◆ Work order:
Show each line from the listing that includes the word "Newborns".

◆ Material provided:
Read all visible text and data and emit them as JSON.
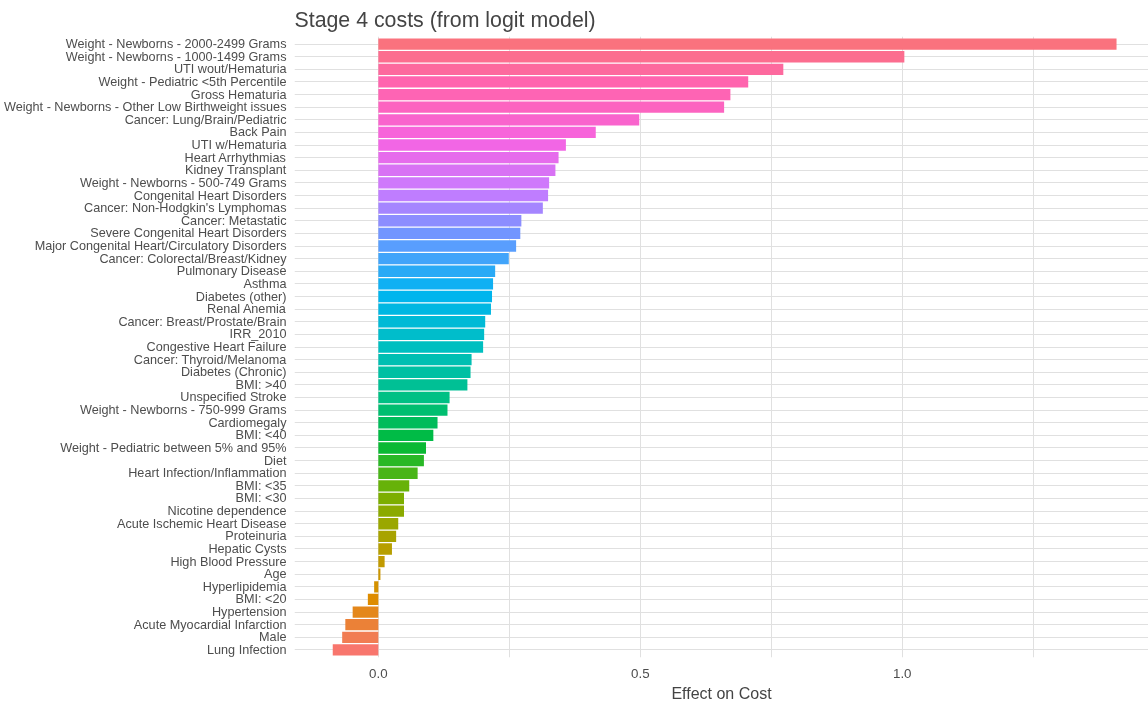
{
  "chart_data": {
    "type": "bar",
    "orientation": "horizontal",
    "title": "Stage 4 costs (from logit model)",
    "xlabel": "Effect on Cost",
    "categories": [
      "Weight - Newborns - 2000-2499 Grams",
      "Weight - Newborns - 1000-1499 Grams",
      "UTI wout/Hematuria",
      "Weight - Pediatric <5th Percentile",
      "Gross Hematuria",
      "Weight - Newborns - Other Low Birthweight issues",
      "Cancer: Lung/Brain/Pediatric",
      "Back Pain",
      "UTI w/Hematuria",
      "Heart Arrhythmias",
      "Kidney Transplant",
      "Weight - Newborns - 500-749 Grams",
      "Congenital Heart Disorders",
      "Cancer: Non-Hodgkin's Lymphomas",
      "Cancer: Metastatic",
      "Severe Congenital Heart Disorders",
      "Major Congenital Heart/Circulatory Disorders",
      "Cancer: Colorectal/Breast/Kidney",
      "Pulmonary Disease",
      "Asthma",
      "Diabetes (other)",
      "Renal Anemia",
      "Cancer: Breast/Prostate/Brain",
      "IRR_2010",
      "Congestive Heart Failure",
      "Cancer: Thyroid/Melanoma",
      "Diabetes (Chronic)",
      "BMI: >40",
      "Unspecified Stroke",
      "Weight - Newborns - 750-999 Grams",
      "Cardiomegaly",
      "BMI: <40",
      "Weight - Pediatric between 5% and 95%",
      "Diet",
      "Heart Infection/Inflammation",
      "BMI: <35",
      "BMI: <30",
      "Nicotine dependence",
      "Acute Ischemic Heart Disease",
      "Proteinuria",
      "Hepatic Cysts",
      "High Blood Pressure",
      "Age",
      "Hyperlipidemia",
      "BMI: <20",
      "Hypertension",
      "Acute Myocardial Infarction",
      "Male",
      "Lung Infection"
    ],
    "values": [
      1.409,
      1.004,
      0.773,
      0.706,
      0.672,
      0.66,
      0.498,
      0.415,
      0.358,
      0.344,
      0.338,
      0.326,
      0.324,
      0.314,
      0.273,
      0.271,
      0.263,
      0.249,
      0.223,
      0.219,
      0.217,
      0.215,
      0.204,
      0.202,
      0.2,
      0.178,
      0.176,
      0.17,
      0.136,
      0.132,
      0.113,
      0.105,
      0.091,
      0.087,
      0.075,
      0.059,
      0.049,
      0.049,
      0.038,
      0.034,
      0.026,
      0.012,
      0.004,
      -0.008,
      -0.02,
      -0.049,
      -0.063,
      -0.069,
      -0.087
    ],
    "colors": [
      "#FA727E",
      "#FC6D8F",
      "#FD699E",
      "#FF64AE",
      "#FE64B4",
      "#FC64C0",
      "#F964CD",
      "#F764DA",
      "#F266E5",
      "#E66CEC",
      "#D872F4",
      "#CF78FB",
      "#BF7DFF",
      "#A585FF",
      "#8C8DFF",
      "#7295FF",
      "#599EFE",
      "#41A4FA",
      "#29AAF6",
      "#10B0F3",
      "#00B5ED",
      "#00B7E2",
      "#00BAD6",
      "#00BDCB",
      "#00BFC0",
      "#00BFB2",
      "#00C0A3",
      "#00C095",
      "#00C084",
      "#00BE70",
      "#00BC5B",
      "#00BB46",
      "#0AB934",
      "#29B826",
      "#48B518",
      "#67B209",
      "#7CAE00",
      "#8BAA00",
      "#9AA700",
      "#A8A300",
      "#B79F00",
      "#C19A00",
      "#CB9600",
      "#D49100",
      "#DE8C00",
      "#E4871B",
      "#EB8137",
      "#F17C52",
      "#F8766D"
    ],
    "xlim": [
      -0.16,
      1.47
    ],
    "xticks": [
      {
        "value": 0,
        "label": "0.0"
      },
      {
        "value": 0.25,
        "label": null
      },
      {
        "value": 0.5,
        "label": "0.5"
      },
      {
        "value": 0.75,
        "label": null
      },
      {
        "value": 1,
        "label": "1.0"
      },
      {
        "value": 1.25,
        "label": null
      }
    ],
    "grid": true
  }
}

◆ Written answer:
      "Weight - Newborns - 2000-2499 Grams",
      "Weight - Newborns - 1000-1499 Grams",
      "Weight - Newborns - Other Low Birthweight issues",
      "Weight - Newborns - 500-749 Grams",
      "Weight - Newborns - 750-999 Grams",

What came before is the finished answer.